Repeat the full listing, word for word.

### Record set
◆ ◆ ◆ ◆

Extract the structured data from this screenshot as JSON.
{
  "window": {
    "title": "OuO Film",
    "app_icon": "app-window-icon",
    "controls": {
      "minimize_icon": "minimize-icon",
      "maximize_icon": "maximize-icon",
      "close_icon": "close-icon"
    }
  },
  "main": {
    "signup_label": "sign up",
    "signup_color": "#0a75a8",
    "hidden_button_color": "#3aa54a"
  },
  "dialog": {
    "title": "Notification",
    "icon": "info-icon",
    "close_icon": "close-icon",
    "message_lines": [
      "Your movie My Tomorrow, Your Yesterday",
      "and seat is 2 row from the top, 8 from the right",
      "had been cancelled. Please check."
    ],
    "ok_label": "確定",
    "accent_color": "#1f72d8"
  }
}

◆ ◆ ◆ ◆

### Finished task
Extract the structured data from this screenshot as JSON.
{
  "window": {
    "title": "OuO Film",
    "app_icon": "app-window-icon",
    "controls": {
      "minimize_icon": "minimize-icon",
      "maximize_icon": "maximize-icon",
      "close_icon": "close-icon"
    }
  },
  "main": {
    "signup_label": "sign up",
    "signup_color": "#0a75a8",
    "hidden_button_color": "#3aa54a"
  },
  "dialog": {
    "title": "Notification",
    "icon": "info-icon",
    "close_icon": "close-icon",
    "message_lines": [
      "Your movie My Tomorrow, Your Yesterday",
      "and seat is 2 row from the top, 8 from the right",
      "had been cancelled. Please check."
    ],
    "ok_label": "確定",
    "accent_color": "#1f72d8"
  }
}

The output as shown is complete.